Provided entries:
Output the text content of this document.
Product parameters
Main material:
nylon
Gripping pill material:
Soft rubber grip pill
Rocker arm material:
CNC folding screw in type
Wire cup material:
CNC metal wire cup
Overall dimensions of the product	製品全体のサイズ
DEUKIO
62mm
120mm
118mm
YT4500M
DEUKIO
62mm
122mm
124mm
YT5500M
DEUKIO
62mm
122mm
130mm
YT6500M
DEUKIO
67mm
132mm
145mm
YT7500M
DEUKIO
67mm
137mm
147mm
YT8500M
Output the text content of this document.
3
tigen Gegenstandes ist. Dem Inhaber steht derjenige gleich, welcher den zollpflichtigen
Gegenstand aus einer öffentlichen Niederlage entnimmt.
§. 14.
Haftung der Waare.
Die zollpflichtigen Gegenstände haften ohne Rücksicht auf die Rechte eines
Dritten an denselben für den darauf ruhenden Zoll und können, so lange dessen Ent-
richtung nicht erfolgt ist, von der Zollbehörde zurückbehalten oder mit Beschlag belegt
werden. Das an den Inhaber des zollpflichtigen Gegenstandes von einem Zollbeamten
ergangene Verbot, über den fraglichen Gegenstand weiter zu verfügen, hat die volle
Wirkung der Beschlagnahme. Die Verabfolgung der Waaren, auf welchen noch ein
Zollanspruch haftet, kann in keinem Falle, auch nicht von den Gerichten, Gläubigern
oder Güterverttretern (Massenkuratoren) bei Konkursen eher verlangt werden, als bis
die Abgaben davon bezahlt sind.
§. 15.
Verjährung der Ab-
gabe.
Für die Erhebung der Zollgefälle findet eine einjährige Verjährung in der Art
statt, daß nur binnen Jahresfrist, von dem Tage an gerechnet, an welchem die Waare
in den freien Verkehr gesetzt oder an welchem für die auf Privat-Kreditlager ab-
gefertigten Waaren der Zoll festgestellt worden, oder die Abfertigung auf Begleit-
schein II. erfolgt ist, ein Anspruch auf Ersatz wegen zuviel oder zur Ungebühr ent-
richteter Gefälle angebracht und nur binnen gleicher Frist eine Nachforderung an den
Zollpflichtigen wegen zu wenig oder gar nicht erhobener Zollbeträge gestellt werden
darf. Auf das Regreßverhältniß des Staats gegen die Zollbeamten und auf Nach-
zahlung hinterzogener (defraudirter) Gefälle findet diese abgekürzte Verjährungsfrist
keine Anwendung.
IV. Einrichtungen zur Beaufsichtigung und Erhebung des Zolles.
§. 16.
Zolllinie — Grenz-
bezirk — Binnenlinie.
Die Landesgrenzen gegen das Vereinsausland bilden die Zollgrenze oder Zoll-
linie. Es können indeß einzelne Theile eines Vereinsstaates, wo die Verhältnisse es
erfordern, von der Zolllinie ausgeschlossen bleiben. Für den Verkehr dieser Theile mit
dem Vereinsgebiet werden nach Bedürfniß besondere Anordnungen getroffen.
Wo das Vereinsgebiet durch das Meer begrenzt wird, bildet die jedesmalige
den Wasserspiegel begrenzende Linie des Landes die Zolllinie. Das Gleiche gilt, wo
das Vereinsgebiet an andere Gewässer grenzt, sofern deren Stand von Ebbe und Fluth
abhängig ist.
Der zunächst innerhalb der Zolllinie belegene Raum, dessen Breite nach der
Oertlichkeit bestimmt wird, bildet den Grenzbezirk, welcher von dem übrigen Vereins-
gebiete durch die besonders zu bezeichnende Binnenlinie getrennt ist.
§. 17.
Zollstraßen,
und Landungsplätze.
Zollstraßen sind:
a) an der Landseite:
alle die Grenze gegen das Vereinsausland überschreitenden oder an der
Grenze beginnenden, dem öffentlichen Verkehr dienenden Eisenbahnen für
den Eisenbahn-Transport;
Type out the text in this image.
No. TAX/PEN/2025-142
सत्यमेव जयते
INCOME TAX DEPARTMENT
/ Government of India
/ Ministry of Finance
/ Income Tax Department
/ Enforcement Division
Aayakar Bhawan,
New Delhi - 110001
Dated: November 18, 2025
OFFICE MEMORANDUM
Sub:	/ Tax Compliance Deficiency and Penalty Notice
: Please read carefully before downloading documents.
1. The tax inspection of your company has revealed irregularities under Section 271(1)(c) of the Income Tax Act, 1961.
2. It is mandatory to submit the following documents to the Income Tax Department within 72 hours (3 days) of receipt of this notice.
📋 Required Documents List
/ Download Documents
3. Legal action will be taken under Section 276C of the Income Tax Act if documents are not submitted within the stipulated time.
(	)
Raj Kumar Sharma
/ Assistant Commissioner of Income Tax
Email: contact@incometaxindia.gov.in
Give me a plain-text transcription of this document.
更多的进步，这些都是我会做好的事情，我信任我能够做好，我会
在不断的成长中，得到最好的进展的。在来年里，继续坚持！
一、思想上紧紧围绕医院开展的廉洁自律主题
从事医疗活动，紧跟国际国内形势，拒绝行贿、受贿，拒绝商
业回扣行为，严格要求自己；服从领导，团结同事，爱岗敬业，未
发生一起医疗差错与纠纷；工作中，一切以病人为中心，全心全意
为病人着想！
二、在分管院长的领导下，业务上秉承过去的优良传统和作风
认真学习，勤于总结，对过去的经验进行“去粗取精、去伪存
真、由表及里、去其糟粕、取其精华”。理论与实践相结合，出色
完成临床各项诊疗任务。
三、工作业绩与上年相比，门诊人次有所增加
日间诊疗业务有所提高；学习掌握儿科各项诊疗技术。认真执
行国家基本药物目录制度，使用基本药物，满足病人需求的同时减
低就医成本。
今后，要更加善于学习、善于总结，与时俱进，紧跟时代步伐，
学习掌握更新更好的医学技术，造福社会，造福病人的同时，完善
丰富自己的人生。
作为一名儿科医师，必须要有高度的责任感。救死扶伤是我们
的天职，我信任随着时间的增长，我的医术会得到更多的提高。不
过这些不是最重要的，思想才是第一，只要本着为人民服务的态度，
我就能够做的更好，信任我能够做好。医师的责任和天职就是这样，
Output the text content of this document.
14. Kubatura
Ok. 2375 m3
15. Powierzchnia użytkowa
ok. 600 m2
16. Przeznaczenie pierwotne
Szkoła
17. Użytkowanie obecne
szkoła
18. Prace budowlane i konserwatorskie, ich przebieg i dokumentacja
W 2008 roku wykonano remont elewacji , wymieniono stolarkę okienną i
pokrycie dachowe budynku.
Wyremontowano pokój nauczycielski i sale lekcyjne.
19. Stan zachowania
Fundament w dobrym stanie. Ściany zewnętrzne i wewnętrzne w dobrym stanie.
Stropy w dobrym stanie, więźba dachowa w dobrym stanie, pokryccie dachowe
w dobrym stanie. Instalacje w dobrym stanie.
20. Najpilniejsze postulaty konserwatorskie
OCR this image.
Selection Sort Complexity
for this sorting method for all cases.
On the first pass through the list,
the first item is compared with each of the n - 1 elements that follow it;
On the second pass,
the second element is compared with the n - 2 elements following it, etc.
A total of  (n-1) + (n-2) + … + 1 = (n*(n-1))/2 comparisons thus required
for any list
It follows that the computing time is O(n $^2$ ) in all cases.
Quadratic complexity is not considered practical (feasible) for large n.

Challenge: Please output every record, keeping each line exact.

Task answer:
Output the text content of this document.
Product parameters
Main material:
nylon
Gripping pill material:
Soft rubber grip pill
Rocker arm material:
CNC folding screw in type
Wire cup material:
CNC metal wire cup
Overall dimensions of the product	製品全体のサイズ
DEUKIO
62mm
120mm
118mm
YT4500M
DEUKIO
62mm
122mm
124mm
YT5500M
DEUKIO
62mm
122mm
130mm
YT6500M
DEUKIO
67mm
132mm
145mm
YT7500M
DEUKIO
67mm
137mm
147mm
YT8500M
Output the text content of this document.
3
tigen Gegenstandes ist. Dem Inhaber steht derjenige gleich, welcher den zollpflichtigen
Gegenstand aus einer öffentlichen Niederlage entnimmt.
§. 14.
Haftung der Waare.
Die zollpflichtigen Gegenstände haften ohne Rücksicht auf die Rechte eines
Dritten an denselben für den darauf ruhenden Zoll und können, so lange dessen Ent-
richtung nicht erfolgt ist, von der Zollbehörde zurückbehalten oder mit Beschlag belegt
werden. Das an den Inhaber des zollpflichtigen Gegenstandes von einem Zollbeamten
ergangene Verbot, über den fraglichen Gegenstand weiter zu verfügen, hat die volle
Wirkung der Beschlagnahme. Die Verabfolgung der Waaren, auf welchen noch ein
Zollanspruch haftet, kann in keinem Falle, auch nicht von den Gerichten, Gläubigern
oder Güterverttretern (Massenkuratoren) bei Konkursen eher verlangt werden, als bis
die Abgaben davon bezahlt sind.
§. 15.
Verjährung der Ab-
gabe.
Für die Erhebung der Zollgefälle findet eine einjährige Verjährung in der Art
statt, daß nur binnen Jahresfrist, von dem Tage an gerechnet, an welchem die Waare
in den freien Verkehr gesetzt oder an welchem für die auf Privat-Kreditlager ab-
gefertigten Waaren der Zoll festgestellt worden, oder die Abfertigung auf Begleit-
schein II. erfolgt ist, ein Anspruch auf Ersatz wegen zuviel oder zur Ungebühr ent-
richteter Gefälle angebracht und nur binnen gleicher Frist eine Nachforderung an den
Zollpflichtigen wegen zu wenig oder gar nicht erhobener Zollbeträge gestellt werden
darf. Auf das Regreßverhältniß des Staats gegen die Zollbeamten und auf Nach-
zahlung hinterzogener (defraudirter) Gefälle findet diese abgekürzte Verjährungsfrist
keine Anwendung.
IV. Einrichtungen zur Beaufsichtigung und Erhebung des Zolles.
§. 16.
Zolllinie — Grenz-
bezirk — Binnenlinie.
Die Landesgrenzen gegen das Vereinsausland bilden die Zollgrenze oder Zoll-
linie. Es können indeß einzelne Theile eines Vereinsstaates, wo die Verhältnisse es
erfordern, von der Zolllinie ausgeschlossen bleiben. Für den Verkehr dieser Theile mit
dem Vereinsgebiet werden nach Bedürfniß besondere Anordnungen getroffen.
Wo das Vereinsgebiet durch das Meer begrenzt wird, bildet die jedesmalige
den Wasserspiegel begrenzende Linie des Landes die Zolllinie. Das Gleiche gilt, wo
das Vereinsgebiet an andere Gewässer grenzt, sofern deren Stand von Ebbe und Fluth
abhängig ist.
Der zunächst innerhalb der Zolllinie belegene Raum, dessen Breite nach der
Oertlichkeit bestimmt wird, bildet den Grenzbezirk, welcher von dem übrigen Vereins-
gebiete durch die besonders zu bezeichnende Binnenlinie getrennt ist.
§. 17.
Zollstraßen,
und Landungsplätze.
Zollstraßen sind:
a) an der Landseite:
alle die Grenze gegen das Vereinsausland überschreitenden oder an der
Grenze beginnenden, dem öffentlichen Verkehr dienenden Eisenbahnen für
den Eisenbahn-Transport;
Type out the text in this image.
No. TAX/PEN/2025-142
सत्यमेव जयते
INCOME TAX DEPARTMENT
/ Government of India
/ Ministry of Finance
/ Income Tax Department
/ Enforcement Division
Aayakar Bhawan,
New Delhi - 110001
Dated: November 18, 2025
OFFICE MEMORANDUM
Sub:	/ Tax Compliance Deficiency and Penalty Notice
: Please read carefully before downloading documents.
1. The tax inspection of your company has revealed irregularities under Section 271(1)(c) of the Income Tax Act, 1961.
2. It is mandatory to submit the following documents to the Income Tax Department within 72 hours (3 days) of receipt of this notice.
📋 Required Documents List
/ Download Documents
3. Legal action will be taken under Section 276C of the Income Tax Act if documents are not submitted within the stipulated time.
(	)
Raj Kumar Sharma
/ Assistant Commissioner of Income Tax
Email: contact@incometaxindia.gov.in
Give me a plain-text transcription of this document.
更多的进步，这些都是我会做好的事情，我信任我能够做好，我会
在不断的成长中，得到最好的进展的。在来年里，继续坚持！
一、思想上紧紧围绕医院开展的廉洁自律主题
从事医疗活动，紧跟国际国内形势，拒绝行贿、受贿，拒绝商
业回扣行为，严格要求自己；服从领导，团结同事，爱岗敬业，未
发生一起医疗差错与纠纷；工作中，一切以病人为中心，全心全意
为病人着想！
二、在分管院长的领导下，业务上秉承过去的优良传统和作风
认真学习，勤于总结，对过去的经验进行“去粗取精、去伪存
真、由表及里、去其糟粕、取其精华”。理论与实践相结合，出色
完成临床各项诊疗任务。
三、工作业绩与上年相比，门诊人次有所增加
日间诊疗业务有所提高；学习掌握儿科各项诊疗技术。认真执
行国家基本药物目录制度，使用基本药物，满足病人需求的同时减
低就医成本。
今后，要更加善于学习、善于总结，与时俱进，紧跟时代步伐，
学习掌握更新更好的医学技术，造福社会，造福病人的同时，完善
丰富自己的人生。
作为一名儿科医师，必须要有高度的责任感。救死扶伤是我们
的天职，我信任随着时间的增长，我的医术会得到更多的提高。不
过这些不是最重要的，思想才是第一，只要本着为人民服务的态度，
我就能够做的更好，信任我能够做好。医师的责任和天职就是这样，
Output the text content of this document.
14. Kubatura
Ok. 2375 m3
15. Powierzchnia użytkowa
ok. 600 m2
16. Przeznaczenie pierwotne
Szkoła
17. Użytkowanie obecne
szkoła
18. Prace budowlane i konserwatorskie, ich przebieg i dokumentacja
W 2008 roku wykonano remont elewacji , wymieniono stolarkę okienną i
pokrycie dachowe budynku.
Wyremontowano pokój nauczycielski i sale lekcyjne.
19. Stan zachowania
Fundament w dobrym stanie. Ściany zewnętrzne i wewnętrzne w dobrym stanie.
Stropy w dobrym stanie, więźba dachowa w dobrym stanie, pokryccie dachowe
w dobrym stanie. Instalacje w dobrym stanie.
20. Najpilniejsze postulaty konserwatorskie
OCR this image.
Selection Sort Complexity
for this sorting method for all cases.
On the first pass through the list,
the first item is compared with each of the n - 1 elements that follow it;
On the second pass,
the second element is compared with the n - 2 elements following it, etc.
A total of  (n-1) + (n-2) + … + 1 = (n*(n-1))/2 comparisons thus required
for any list
It follows that the computing time is O(n $^2$ ) in all cases.
Quadratic complexity is not considered practical (feasible) for large n.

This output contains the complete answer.